=== WHAT THE EXERCISE ASKS ===
The records below must be output exactly, without pictures.

=== INPUT DATA ===
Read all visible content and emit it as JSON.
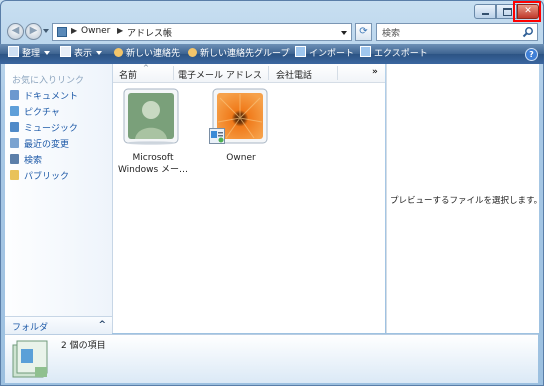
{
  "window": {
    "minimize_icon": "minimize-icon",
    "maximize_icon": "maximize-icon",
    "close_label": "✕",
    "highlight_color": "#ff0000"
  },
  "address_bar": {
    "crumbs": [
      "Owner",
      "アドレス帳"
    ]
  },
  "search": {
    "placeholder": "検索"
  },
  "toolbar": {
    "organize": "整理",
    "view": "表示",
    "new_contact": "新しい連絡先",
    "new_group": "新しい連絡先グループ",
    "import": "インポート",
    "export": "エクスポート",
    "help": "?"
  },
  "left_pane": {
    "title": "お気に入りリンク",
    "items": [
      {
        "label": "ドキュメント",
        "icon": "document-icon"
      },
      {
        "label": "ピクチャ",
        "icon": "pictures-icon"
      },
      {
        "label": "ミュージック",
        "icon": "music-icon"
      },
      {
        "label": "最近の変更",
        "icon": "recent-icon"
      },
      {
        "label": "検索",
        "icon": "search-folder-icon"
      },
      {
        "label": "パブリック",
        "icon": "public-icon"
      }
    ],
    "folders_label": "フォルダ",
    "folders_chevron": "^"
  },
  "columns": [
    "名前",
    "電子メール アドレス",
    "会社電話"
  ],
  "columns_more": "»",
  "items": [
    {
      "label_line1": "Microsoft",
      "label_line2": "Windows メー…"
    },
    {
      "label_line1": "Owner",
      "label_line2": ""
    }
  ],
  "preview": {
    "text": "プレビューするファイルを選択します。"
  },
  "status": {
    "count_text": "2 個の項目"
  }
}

=== PROBLEM SOLUTION ===
Read all visible content and emit it as JSON.
{
  "window": {
    "minimize_icon": "minimize-icon",
    "maximize_icon": "maximize-icon",
    "close_label": "✕",
    "highlight_color": "#ff0000"
  },
  "address_bar": {
    "crumbs": [
      "Owner",
      "アドレス帳"
    ]
  },
  "search": {
    "placeholder": "検索"
  },
  "toolbar": {
    "organize": "整理",
    "view": "表示",
    "new_contact": "新しい連絡先",
    "new_group": "新しい連絡先グループ",
    "import": "インポート",
    "export": "エクスポート",
    "help": "?"
  },
  "left_pane": {
    "title": "お気に入りリンク",
    "items": [
      {
        "label": "ドキュメント",
        "icon": "document-icon"
      },
      {
        "label": "ピクチャ",
        "icon": "pictures-icon"
      },
      {
        "label": "ミュージック",
        "icon": "music-icon"
      },
      {
        "label": "最近の変更",
        "icon": "recent-icon"
      },
      {
        "label": "検索",
        "icon": "search-folder-icon"
      },
      {
        "label": "パブリック",
        "icon": "public-icon"
      }
    ],
    "folders_label": "フォルダ",
    "folders_chevron": "^"
  },
  "columns": [
    "名前",
    "電子メール アドレス",
    "会社電話"
  ],
  "columns_more": "»",
  "items": [
    {
      "label_line1": "Microsoft",
      "label_line2": "Windows メー…"
    },
    {
      "label_line1": "Owner",
      "label_line2": ""
    }
  ],
  "preview": {
    "text": "プレビューするファイルを選択します。"
  },
  "status": {
    "count_text": "2 個の項目"
  }
}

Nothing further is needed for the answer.